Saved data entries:
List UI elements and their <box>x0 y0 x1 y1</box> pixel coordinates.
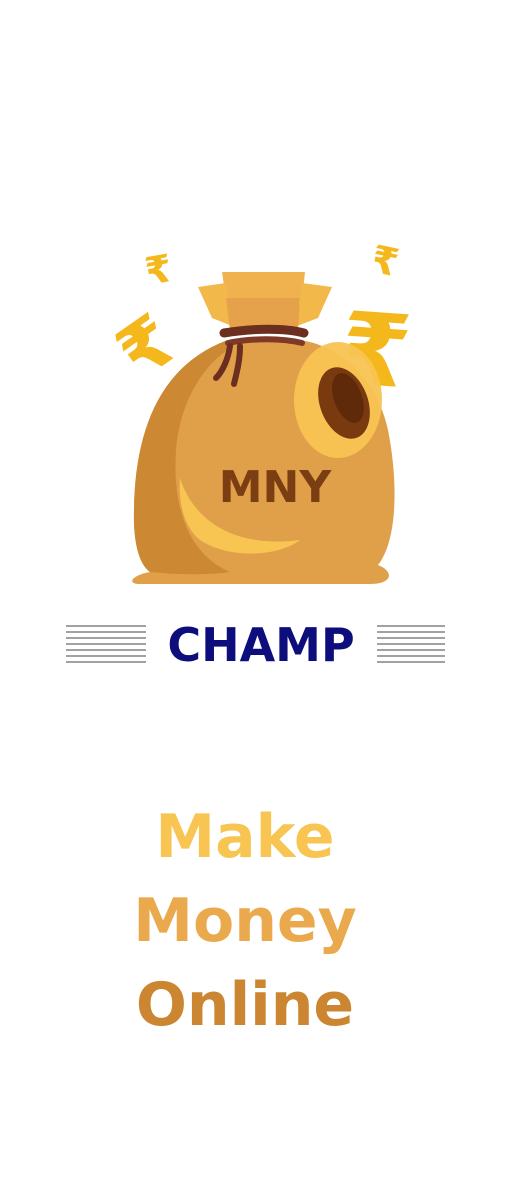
tagline-line-1: Make <box>155 802 335 872</box>
splash-screen: ₹ ₹ ₹ ₹ MNY CHAMP Make Money Online <box>0 0 506 1200</box>
tagline-line-2: Money <box>133 886 357 956</box>
svg-text:₹: ₹ <box>142 246 176 294</box>
right-decorative-lines <box>377 625 445 663</box>
tagline-line-3: Online <box>135 970 355 1040</box>
brand-name: CHAMP <box>167 618 354 672</box>
svg-text:₹: ₹ <box>368 237 403 286</box>
bag-text: MNY <box>219 462 333 513</box>
left-decorative-lines <box>66 625 146 663</box>
tagline: Make Money Online <box>0 795 490 1047</box>
app-logo: ₹ ₹ ₹ ₹ MNY CHAMP <box>0 0 506 700</box>
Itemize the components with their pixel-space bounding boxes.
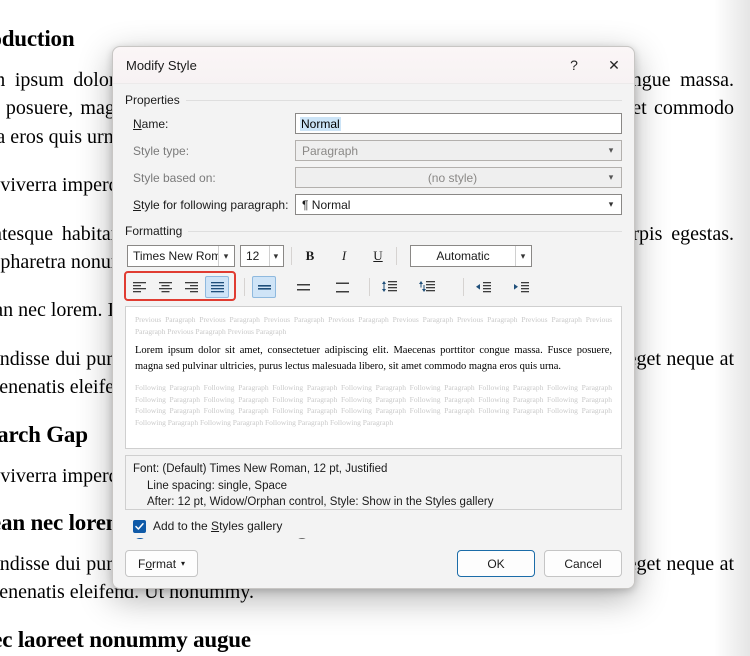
- style-based-on-field-row: Style based on: (no style) ▾: [125, 167, 622, 188]
- style-based-on-value: (no style): [427, 170, 478, 185]
- style-type-value: Paragraph: [302, 143, 359, 158]
- font-toolbar: Times New Roman ▾ 12 ▾ B I U Automatic ▾: [127, 244, 622, 268]
- dialog-body: Properties Name: Normal Style type: Para…: [113, 84, 634, 552]
- toolbar-divider: [463, 278, 464, 296]
- properties-group-text: Properties: [125, 93, 180, 107]
- add-to-gallery-label: Add to the Styles gallery: [153, 519, 283, 533]
- align-justify-button[interactable]: [205, 276, 229, 298]
- font-color-select[interactable]: Automatic ▾: [410, 245, 532, 267]
- bold-button[interactable]: B: [299, 245, 321, 267]
- line-spacing-double-button[interactable]: [330, 276, 354, 298]
- line-spacing-button-group: [252, 276, 356, 298]
- preview-previous-paragraph: Previous Paragraph Previous Paragraph Pr…: [135, 315, 612, 336]
- name-input[interactable]: Normal: [295, 113, 622, 134]
- italic-button[interactable]: I: [333, 245, 355, 267]
- line-spacing-single-button[interactable]: [252, 276, 276, 298]
- font-color-value: Automatic: [436, 249, 490, 263]
- toolbar-divider: [396, 247, 397, 265]
- chevron-down-icon: ▾: [218, 246, 233, 266]
- formatting-group-text: Formatting: [125, 224, 183, 238]
- chevron-down-icon: ▾: [515, 246, 530, 266]
- formatting-group-label: Formatting: [125, 224, 622, 238]
- help-icon[interactable]: ?: [554, 47, 594, 83]
- group-divider: [188, 230, 622, 232]
- style-preview: Previous Paragraph Previous Paragraph Pr…: [125, 306, 622, 449]
- style-type-label: Style type:: [133, 143, 190, 158]
- align-right-button[interactable]: [179, 276, 203, 298]
- style-description: Font: (Default) Times New Roman, 12 pt, …: [125, 455, 622, 510]
- following-paragraph-value: ¶ Normal: [302, 197, 351, 212]
- name-field-row: Name: Normal: [125, 113, 622, 134]
- line-spacing-1-5-button[interactable]: [291, 276, 315, 298]
- group-divider: [185, 99, 622, 101]
- description-line-3: After: 12 pt, Widow/Orphan control, Styl…: [147, 496, 494, 509]
- preview-following-paragraph: Following Paragraph Following Paragraph …: [135, 383, 612, 428]
- dialog-footer: Format ▾ OK Cancel: [113, 539, 634, 588]
- add-to-gallery-row[interactable]: Add to the Styles gallery: [125, 519, 622, 533]
- ok-button[interactable]: OK: [457, 550, 535, 577]
- style-type-select[interactable]: Paragraph ▾: [295, 140, 622, 161]
- name-input-value: Normal: [300, 116, 341, 131]
- modify-style-dialog: Modify Style ? ✕ Properties Name: Normal…: [112, 46, 635, 589]
- indent-button-group: [471, 276, 535, 298]
- style-based-on-label: Style based on:: [133, 170, 216, 185]
- decrease-indent-button[interactable]: [471, 276, 495, 298]
- paragraph-space-button-group: [377, 276, 441, 298]
- font-name-value: Times New Roman: [133, 249, 218, 263]
- align-center-button[interactable]: [153, 276, 177, 298]
- description-line-2: Line spacing: single, Space: [147, 479, 288, 492]
- increase-indent-button[interactable]: [509, 276, 533, 298]
- format-button[interactable]: Format ▾: [125, 550, 199, 577]
- decrease-space-before-button[interactable]: [377, 276, 401, 298]
- chevron-down-icon: ▾: [608, 199, 614, 209]
- cancel-button[interactable]: Cancel: [544, 550, 622, 577]
- toolbar-divider: [291, 247, 292, 265]
- description-line-1: Font: (Default) Times New Roman, 12 pt, …: [133, 463, 388, 475]
- chevron-down-icon: ▾: [268, 246, 282, 266]
- style-type-field-row: Style type: Paragraph ▾: [125, 140, 622, 161]
- chevron-down-icon: ▾: [608, 172, 614, 182]
- name-label: Name:: [133, 116, 169, 131]
- toolbar-divider: [369, 278, 370, 296]
- following-paragraph-select[interactable]: ¶ Normal ▾: [295, 194, 622, 215]
- following-paragraph-field-row: Style for following paragraph: ¶ Normal …: [125, 194, 622, 215]
- close-icon[interactable]: ✕: [594, 47, 634, 83]
- caret-down-icon: ▾: [181, 559, 186, 568]
- dialog-title: Modify Style: [126, 57, 197, 73]
- style-based-on-select[interactable]: (no style) ▾: [295, 167, 622, 188]
- align-left-button[interactable]: [127, 276, 151, 298]
- doc-heading-donec: Donec laoreet nonummy augue: [0, 626, 251, 652]
- dialog-titlebar: Modify Style ? ✕: [113, 47, 634, 84]
- format-button-label: Format: [138, 556, 177, 571]
- alignment-button-group: [127, 276, 231, 298]
- font-size-select[interactable]: 12 ▾: [240, 245, 284, 267]
- chevron-down-icon: ▾: [608, 145, 614, 155]
- following-paragraph-label: Style for following paragraph:: [133, 197, 289, 212]
- paragraph-toolbar: [124, 271, 622, 301]
- toolbar-divider: [244, 278, 245, 296]
- underline-button[interactable]: U: [367, 245, 389, 267]
- properties-group-label: Properties: [125, 93, 622, 107]
- preview-sample-text: Lorem ipsum dolor sit amet, consectetuer…: [135, 345, 612, 373]
- font-size-value: 12: [246, 249, 260, 263]
- font-name-select[interactable]: Times New Roman ▾: [127, 245, 235, 267]
- increase-space-after-button[interactable]: [415, 276, 439, 298]
- checkbox-checked-icon: [133, 519, 146, 533]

WHAT IS ASKED: Please present these lines as a JSON list of strings, one string per line, with blank lines skipped. Leave the pictures out of the answer.

EXERCISE SOLUTION:
[
  "List UI elements and their <box>x0 y0 x1 y1</box> pixel coordinates.",
  "tagline-line-1: Make <box>155 802 335 872</box>",
  "splash-screen: ₹ ₹ ₹ ₹ MNY CHAMP Make Money Online <box>0 0 506 1200</box>",
  "tagline-line-2: Money <box>133 886 357 956</box>",
  "svg-text:₹: ₹ <box>142 246 176 294</box>",
  "right-decorative-lines <box>377 625 445 663</box>",
  "tagline-line-3: Online <box>135 970 355 1040</box>",
  "brand-name: CHAMP <box>167 618 354 672</box>",
  "svg-text:₹: ₹ <box>368 237 403 286</box>",
  "bag-text: MNY <box>219 462 333 513</box>",
  "left-decorative-lines <box>66 625 146 663</box>",
  "tagline: Make Money Online <box>0 795 490 1047</box>",
  "app-logo: ₹ ₹ ₹ ₹ MNY CHAMP <box>0 0 506 700</box>",
  "Itemize the components with their pixel-space bounding boxes.",
  "- style-based-on-field-row: Style based on: (no style) ▾: [125, 167, 622, 188]",
  "- style-based-on-value: (no style): [427, 170, 478, 185]",
  "- style-type-value: Paragraph: [302, 143, 359, 158]",
  "- font-toolbar: Times New Roman ▾ 12 ▾ B I U Automatic ▾: [127, 244, 622, 268]",
  "- dialog-body: Properties Name: Normal Style type: Para…: [113, 84, 634, 552]",
  "- toolbar-divider: [463, 278, 464, 296]",
  "- properties-group-text: Properties: [125, 93, 180, 107]",
  "- add-to-gallery-label: Add to the Styles gallery: [153, 519, 283, 533]",
  "- align-justify-button[interactable]: [205, 276, 229, 298]",
  "- font-color-select[interactable]: Automatic ▾: [410, 245, 532, 267]",
  "- bold-button[interactable]: B: [299, 245, 321, 267]",
  "- line-spacing-double-button[interactable]: [330, 276, 354, 298]",
  "- line-spacing-button-group: [252, 276, 356, 298]",
  "- preview-previous-paragraph: Previous Paragraph Previous Paragraph Pr…: [135, 315, 612, 336]",
  "- name-input[interactable]: Normal: [295, 113, 622, 134]",
  "- italic-button[interactable]: I: [333, 245, 355, 267]",
  "- line-spacing-single-button[interactable]: [252, 276, 276, 298]",
  "- font-color-value: Automatic: [436, 249, 490, 263]",
  "- toolbar-divider: [396, 247, 397, 265]",
  "- chevron-down-icon: ▾: [218, 246, 233, 266]",
  "- formatting-group-text: Formatting: [125, 224, 183, 238]",
  "- chevron-down-icon: ▾: [515, 246, 530, 266]",
  "- formatting-group-label: Formatting: [125, 224, 622, 238]",
  "- help-icon[interactable]: ?: [554, 47, 594, 83]",
  "- group-divider: [188, 230, 622, 232]",
  "- style-preview: Previous Paragraph Previous Paragraph Pr…: [125, 306, 622, 449]",
  "- style-type-label: Style type:: [133, 143, 190, 158]",
  "- align-right-button[interactable]: [179, 276, 203, 298]",
  "- style-description: Font: (Default) Times New Roman, 12 pt, …: [125, 455, 622, 510]",
  "- following-paragraph-value: ¶ Normal: [302, 197, 351, 212]",
  "- name-field-row: Name: Normal: [125, 113, 622, 134]",
  "- line-spacing-1-5-button[interactable]: [291, 276, 315, 298]",
  "- group-divider: [185, 99, 622, 101]",
  "- description-line-3: After: 12 pt, Widow/Orphan control, Styl…: [147, 496, 494, 509]",
  "- preview-following-paragraph: Following Paragraph Following Paragraph …: [135, 383, 612, 428]",
  "- dialog-footer: Format ▾ OK Cancel: [113, 539, 634, 588]",
  "- add-to-gallery-row[interactable]: Add to the Styles gallery: [125, 519, 622, 533]",
  "- ok-button[interactable]: OK: [457, 550, 535, 577]",
  "- style-type-select[interactable]: Paragraph ▾: [295, 140, 622, 161]",
  "- name-input-value: Normal: [300, 116, 341, 131]",
  "- modify-style-dialog: Modify Style ? ✕ Properties Name: Normal…: [112, 46, 635, 589]",
  "- indent-button-group: [471, 276, 535, 298]",
  "- style-based-on-label: Style based on:: [133, 170, 216, 185]",
  "- decrease-indent-button[interactable]: [471, 276, 495, 298]",
  "- paragraph-space-button-group: [377, 276, 441, 298]",
  "- font-name-value: Times New Roman: [133, 249, 218, 263]",
  "- align-center-button[interactable]: [153, 276, 177, 298]",
  "- description-line-2: Line spacing: single, Space: [147, 479, 288, 492]",
  "- increase-indent-button[interactable]: [509, 276, 533, 298]",
  "- format-button[interactable]: Format ▾: [125, 550, 199, 577]",
  "- decrease-space-before-button[interactable]: [377, 276, 401, 298]",
  "- chevron-down-icon: ▾: [608, 199, 614, 209]",
  "- cancel-button[interactable]: Cancel: [544, 550, 622, 577]",
  "- toolbar-divider: [291, 247, 292, 265]",
  "- description-line-1: Font: (Default) Times New Roman, 12 pt, …: [133, 463, 388, 475]",
  "- chevron-down-icon: ▾: [268, 246, 282, 266]",
  "- style-type-field-row: Style type: Paragraph ▾: [125, 140, 622, 161]",
  "- chevron-down-icon: ▾: [608, 172, 614, 182]",
  "- name-label: Name:: [133, 116, 169, 131]",
  "- toolbar-divider: [369, 278, 370, 296]",
  "- following-paragraph-select[interactable]: ¶ Normal ▾: [295, 194, 622, 215]",
  "- following-paragraph-field-row: Style for following paragraph: ¶ Normal …: [125, 194, 622, 215]",
  "- close-icon[interactable]: ✕: [594, 47, 634, 83]",
  "- caret-down-icon: ▾: [181, 559, 186, 568]",
  "- dialog-title: Modify Style: [126, 57, 197, 73]",
  "- style-based-on-select[interactable]: (no style) ▾: [295, 167, 622, 188]",
  "- align-left-button[interactable]: [127, 276, 151, 298]",
  "- doc-heading-donec: Donec laoreet nonummy augue: [0, 626, 251, 652]",
  "- dialog-titlebar: Modify Style ? ✕: [113, 47, 634, 84]",
  "- format-button-label: Format: [138, 556, 177, 571]",
  "- alignment-button-group: [127, 276, 231, 298]",
  "- font-size-select[interactable]: 12 ▾: [240, 245, 284, 267]",
  "- chevron-down-icon: ▾: [608, 145, 614, 155]",
  "- following-paragraph-label: Style for following paragraph:: [133, 197, 289, 212]",
  "- paragraph-toolbar: [124, 271, 622, 301]",
  "- toolbar-divider: [244, 278, 245, 296]",
  "- underline-button[interactable]: U: [367, 245, 389, 267]",
  "- properties-group-label: Properties: [125, 93, 622, 107]",
  "- preview-sample-text: Lorem ipsum dolor sit amet, consectetuer…: [135, 345, 612, 373]",
  "- font-size-value: 12: [246, 249, 260, 263]",
  "- font-name-select[interactable]: Times New Roman ▾: [127, 245, 235, 267]",
  "- increase-space-after-button[interactable]: [415, 276, 439, 298]",
  "- checkbox-checked-icon: [133, 519, 146, 533]"
]